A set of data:
• • • •

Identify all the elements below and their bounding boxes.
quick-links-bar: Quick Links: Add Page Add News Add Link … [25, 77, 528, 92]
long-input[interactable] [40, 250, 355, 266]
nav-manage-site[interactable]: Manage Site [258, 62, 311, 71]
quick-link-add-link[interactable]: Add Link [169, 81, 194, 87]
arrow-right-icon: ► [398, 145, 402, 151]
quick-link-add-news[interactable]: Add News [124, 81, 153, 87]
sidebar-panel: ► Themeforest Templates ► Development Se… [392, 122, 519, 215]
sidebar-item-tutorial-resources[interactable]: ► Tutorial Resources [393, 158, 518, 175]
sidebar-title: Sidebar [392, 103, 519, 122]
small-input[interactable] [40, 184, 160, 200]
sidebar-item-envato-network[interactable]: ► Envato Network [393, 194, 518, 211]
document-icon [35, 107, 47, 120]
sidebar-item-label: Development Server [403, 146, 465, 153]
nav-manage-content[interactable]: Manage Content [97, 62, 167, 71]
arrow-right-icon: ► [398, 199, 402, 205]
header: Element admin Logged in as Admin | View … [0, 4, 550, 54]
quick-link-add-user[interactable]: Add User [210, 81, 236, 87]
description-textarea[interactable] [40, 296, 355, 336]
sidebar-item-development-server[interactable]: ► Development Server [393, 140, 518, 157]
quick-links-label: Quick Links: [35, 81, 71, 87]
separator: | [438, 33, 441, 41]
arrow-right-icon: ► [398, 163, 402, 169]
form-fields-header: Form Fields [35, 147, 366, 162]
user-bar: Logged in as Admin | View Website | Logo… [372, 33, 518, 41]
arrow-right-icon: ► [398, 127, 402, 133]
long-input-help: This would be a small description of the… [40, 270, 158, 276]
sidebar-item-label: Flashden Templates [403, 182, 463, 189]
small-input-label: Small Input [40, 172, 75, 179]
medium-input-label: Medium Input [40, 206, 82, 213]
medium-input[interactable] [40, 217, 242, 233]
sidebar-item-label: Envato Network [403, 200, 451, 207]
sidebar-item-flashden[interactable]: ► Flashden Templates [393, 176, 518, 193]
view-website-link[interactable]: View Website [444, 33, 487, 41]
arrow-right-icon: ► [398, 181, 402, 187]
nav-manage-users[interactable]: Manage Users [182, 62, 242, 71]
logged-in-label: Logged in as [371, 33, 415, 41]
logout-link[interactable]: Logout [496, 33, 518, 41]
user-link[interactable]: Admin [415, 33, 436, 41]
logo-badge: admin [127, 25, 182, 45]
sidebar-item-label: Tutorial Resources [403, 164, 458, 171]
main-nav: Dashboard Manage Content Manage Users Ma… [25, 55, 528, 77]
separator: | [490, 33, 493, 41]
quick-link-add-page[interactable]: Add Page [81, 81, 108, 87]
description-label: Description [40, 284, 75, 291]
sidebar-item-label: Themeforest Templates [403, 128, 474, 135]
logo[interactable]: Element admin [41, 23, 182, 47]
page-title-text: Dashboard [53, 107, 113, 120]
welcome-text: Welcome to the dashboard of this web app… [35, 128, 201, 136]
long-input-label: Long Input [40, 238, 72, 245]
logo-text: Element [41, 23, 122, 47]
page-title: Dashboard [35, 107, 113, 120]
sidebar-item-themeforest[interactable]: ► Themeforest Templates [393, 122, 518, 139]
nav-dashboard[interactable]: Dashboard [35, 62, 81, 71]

• • • •

## Set exercise
Transcribe every line of the data above verbatim.

## Exercise answer
Identify all the elements below and their bounding boxes.
quick-links-bar: Quick Links: Add Page Add News Add Link … [25, 77, 528, 92]
long-input[interactable] [40, 250, 355, 266]
nav-manage-site[interactable]: Manage Site [258, 62, 311, 71]
quick-link-add-link[interactable]: Add Link [169, 81, 194, 87]
arrow-right-icon: ► [398, 145, 402, 151]
quick-link-add-news[interactable]: Add News [124, 81, 153, 87]
sidebar-panel: ► Themeforest Templates ► Development Se… [392, 122, 519, 215]
sidebar-item-tutorial-resources[interactable]: ► Tutorial Resources [393, 158, 518, 175]
sidebar-title: Sidebar [392, 103, 519, 122]
small-input[interactable] [40, 184, 160, 200]
sidebar-item-envato-network[interactable]: ► Envato Network [393, 194, 518, 211]
document-icon [35, 107, 47, 120]
sidebar-item-label: Development Server [403, 146, 465, 153]
nav-manage-content[interactable]: Manage Content [97, 62, 167, 71]
arrow-right-icon: ► [398, 199, 402, 205]
header: Element admin Logged in as Admin | View … [0, 4, 550, 54]
quick-link-add-user[interactable]: Add User [210, 81, 236, 87]
description-textarea[interactable] [40, 296, 355, 336]
sidebar-item-development-server[interactable]: ► Development Server [393, 140, 518, 157]
quick-links-label: Quick Links: [35, 81, 71, 87]
separator: | [438, 33, 441, 41]
arrow-right-icon: ► [398, 163, 402, 169]
form-fields-header: Form Fields [35, 147, 366, 162]
user-bar: Logged in as Admin | View Website | Logo… [372, 33, 518, 41]
arrow-right-icon: ► [398, 127, 402, 133]
long-input-help: This would be a small description of the… [40, 270, 158, 276]
sidebar-item-label: Flashden Templates [403, 182, 463, 189]
small-input-label: Small Input [40, 172, 75, 179]
medium-input-label: Medium Input [40, 206, 82, 213]
medium-input[interactable] [40, 217, 242, 233]
sidebar-item-label: Envato Network [403, 200, 451, 207]
sidebar-item-flashden[interactable]: ► Flashden Templates [393, 176, 518, 193]
view-website-link[interactable]: View Website [444, 33, 487, 41]
arrow-right-icon: ► [398, 181, 402, 187]
nav-manage-users[interactable]: Manage Users [182, 62, 242, 71]
logged-in-label: Logged in as [371, 33, 415, 41]
logout-link[interactable]: Logout [496, 33, 518, 41]
user-link[interactable]: Admin [415, 33, 436, 41]
logo-badge: admin [127, 25, 182, 45]
sidebar-item-label: Tutorial Resources [403, 164, 458, 171]
main-nav: Dashboard Manage Content Manage Users Ma… [25, 55, 528, 77]
separator: | [490, 33, 493, 41]
quick-link-add-page[interactable]: Add Page [81, 81, 108, 87]
description-label: Description [40, 284, 75, 291]
sidebar-item-label: Themeforest Templates [403, 128, 474, 135]
logo[interactable]: Element admin [41, 23, 182, 47]
page-title-text: Dashboard [53, 107, 113, 120]
welcome-text: Welcome to the dashboard of this web app… [35, 128, 201, 136]
long-input-label: Long Input [40, 238, 72, 245]
logo-text: Element [41, 23, 122, 47]
page-title: Dashboard [35, 107, 113, 120]
sidebar-item-themeforest[interactable]: ► Themeforest Templates [393, 122, 518, 139]
nav-dashboard[interactable]: Dashboard [35, 62, 81, 71]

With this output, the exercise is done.